Directions -
Extract every line where the string "goal" appears.

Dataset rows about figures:
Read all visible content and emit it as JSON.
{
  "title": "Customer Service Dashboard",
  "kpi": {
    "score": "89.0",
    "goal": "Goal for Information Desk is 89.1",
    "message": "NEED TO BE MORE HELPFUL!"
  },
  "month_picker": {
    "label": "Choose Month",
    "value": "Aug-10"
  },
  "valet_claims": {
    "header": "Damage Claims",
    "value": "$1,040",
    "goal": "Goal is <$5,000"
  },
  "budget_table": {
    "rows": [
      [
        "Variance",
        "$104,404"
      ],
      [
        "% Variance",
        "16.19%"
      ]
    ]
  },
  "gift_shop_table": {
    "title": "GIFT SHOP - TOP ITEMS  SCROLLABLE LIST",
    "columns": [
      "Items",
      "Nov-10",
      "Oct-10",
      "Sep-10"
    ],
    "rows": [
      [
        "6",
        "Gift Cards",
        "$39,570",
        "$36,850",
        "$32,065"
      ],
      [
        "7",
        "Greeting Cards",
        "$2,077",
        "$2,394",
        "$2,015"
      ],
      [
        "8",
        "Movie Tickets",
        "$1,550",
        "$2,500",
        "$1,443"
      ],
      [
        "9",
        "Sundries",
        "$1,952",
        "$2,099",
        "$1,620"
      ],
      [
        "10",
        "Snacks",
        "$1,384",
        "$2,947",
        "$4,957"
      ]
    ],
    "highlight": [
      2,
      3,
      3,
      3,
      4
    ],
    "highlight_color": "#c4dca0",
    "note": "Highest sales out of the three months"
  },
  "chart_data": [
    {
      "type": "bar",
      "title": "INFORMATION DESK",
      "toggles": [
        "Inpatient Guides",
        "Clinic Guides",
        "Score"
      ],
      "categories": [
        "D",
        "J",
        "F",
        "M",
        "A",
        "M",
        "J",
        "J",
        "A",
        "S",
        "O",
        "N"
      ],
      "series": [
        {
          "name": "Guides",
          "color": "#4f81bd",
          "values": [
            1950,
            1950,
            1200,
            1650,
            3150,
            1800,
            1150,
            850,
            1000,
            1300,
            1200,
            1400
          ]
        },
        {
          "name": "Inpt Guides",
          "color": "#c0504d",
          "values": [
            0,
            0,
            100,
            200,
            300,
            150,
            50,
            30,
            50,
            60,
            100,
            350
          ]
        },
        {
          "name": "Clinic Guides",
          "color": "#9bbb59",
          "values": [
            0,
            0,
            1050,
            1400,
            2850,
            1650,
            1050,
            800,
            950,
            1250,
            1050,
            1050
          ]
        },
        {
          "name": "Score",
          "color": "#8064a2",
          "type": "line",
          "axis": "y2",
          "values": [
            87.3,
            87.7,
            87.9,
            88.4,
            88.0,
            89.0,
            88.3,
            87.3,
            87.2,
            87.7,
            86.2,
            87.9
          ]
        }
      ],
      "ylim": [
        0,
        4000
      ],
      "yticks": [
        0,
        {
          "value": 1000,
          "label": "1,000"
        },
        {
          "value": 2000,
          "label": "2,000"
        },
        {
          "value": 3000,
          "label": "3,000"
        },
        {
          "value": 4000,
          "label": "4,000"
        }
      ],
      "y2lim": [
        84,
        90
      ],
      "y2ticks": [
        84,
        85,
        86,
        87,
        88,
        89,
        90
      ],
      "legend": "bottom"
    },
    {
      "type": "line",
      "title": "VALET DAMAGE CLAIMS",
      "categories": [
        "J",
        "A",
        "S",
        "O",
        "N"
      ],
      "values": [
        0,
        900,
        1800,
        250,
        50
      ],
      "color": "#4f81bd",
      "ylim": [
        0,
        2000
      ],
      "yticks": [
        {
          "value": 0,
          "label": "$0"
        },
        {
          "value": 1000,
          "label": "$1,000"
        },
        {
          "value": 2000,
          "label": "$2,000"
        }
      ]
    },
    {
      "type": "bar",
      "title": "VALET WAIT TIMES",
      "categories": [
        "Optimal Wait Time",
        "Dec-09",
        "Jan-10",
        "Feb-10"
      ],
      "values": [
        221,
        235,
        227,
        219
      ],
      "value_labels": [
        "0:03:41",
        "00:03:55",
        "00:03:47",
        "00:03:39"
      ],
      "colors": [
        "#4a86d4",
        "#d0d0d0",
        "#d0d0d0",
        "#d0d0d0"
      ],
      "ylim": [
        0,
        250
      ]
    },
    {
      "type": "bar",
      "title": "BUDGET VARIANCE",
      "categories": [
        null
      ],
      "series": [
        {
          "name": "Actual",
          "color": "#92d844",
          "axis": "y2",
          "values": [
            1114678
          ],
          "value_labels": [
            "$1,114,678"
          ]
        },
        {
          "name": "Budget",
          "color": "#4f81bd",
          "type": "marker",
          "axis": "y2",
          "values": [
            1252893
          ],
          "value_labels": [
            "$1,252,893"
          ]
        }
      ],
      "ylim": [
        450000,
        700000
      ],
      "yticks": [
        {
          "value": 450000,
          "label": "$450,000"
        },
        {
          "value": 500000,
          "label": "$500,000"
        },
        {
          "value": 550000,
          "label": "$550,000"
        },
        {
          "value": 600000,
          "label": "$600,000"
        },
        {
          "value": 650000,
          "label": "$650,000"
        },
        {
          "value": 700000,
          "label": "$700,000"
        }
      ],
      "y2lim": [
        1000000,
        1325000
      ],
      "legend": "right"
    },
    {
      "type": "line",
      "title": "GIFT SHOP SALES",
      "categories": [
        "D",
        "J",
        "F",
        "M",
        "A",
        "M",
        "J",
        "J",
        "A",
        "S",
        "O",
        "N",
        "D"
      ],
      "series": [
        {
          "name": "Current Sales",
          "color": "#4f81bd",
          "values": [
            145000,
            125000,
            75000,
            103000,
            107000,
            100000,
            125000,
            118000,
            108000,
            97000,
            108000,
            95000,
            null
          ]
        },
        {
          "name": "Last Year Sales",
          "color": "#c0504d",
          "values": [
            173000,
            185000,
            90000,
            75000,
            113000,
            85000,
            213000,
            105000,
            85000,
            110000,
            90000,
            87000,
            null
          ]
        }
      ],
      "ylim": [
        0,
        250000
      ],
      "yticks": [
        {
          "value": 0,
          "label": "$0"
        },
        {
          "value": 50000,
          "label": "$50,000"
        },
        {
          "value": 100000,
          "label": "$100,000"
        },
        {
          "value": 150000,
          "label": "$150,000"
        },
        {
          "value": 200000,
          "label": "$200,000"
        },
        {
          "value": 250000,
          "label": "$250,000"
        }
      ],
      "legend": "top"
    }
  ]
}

Task output -
    "goal": "Goal for Information Desk is 89.1",
    "goal": "Goal is <$5,000"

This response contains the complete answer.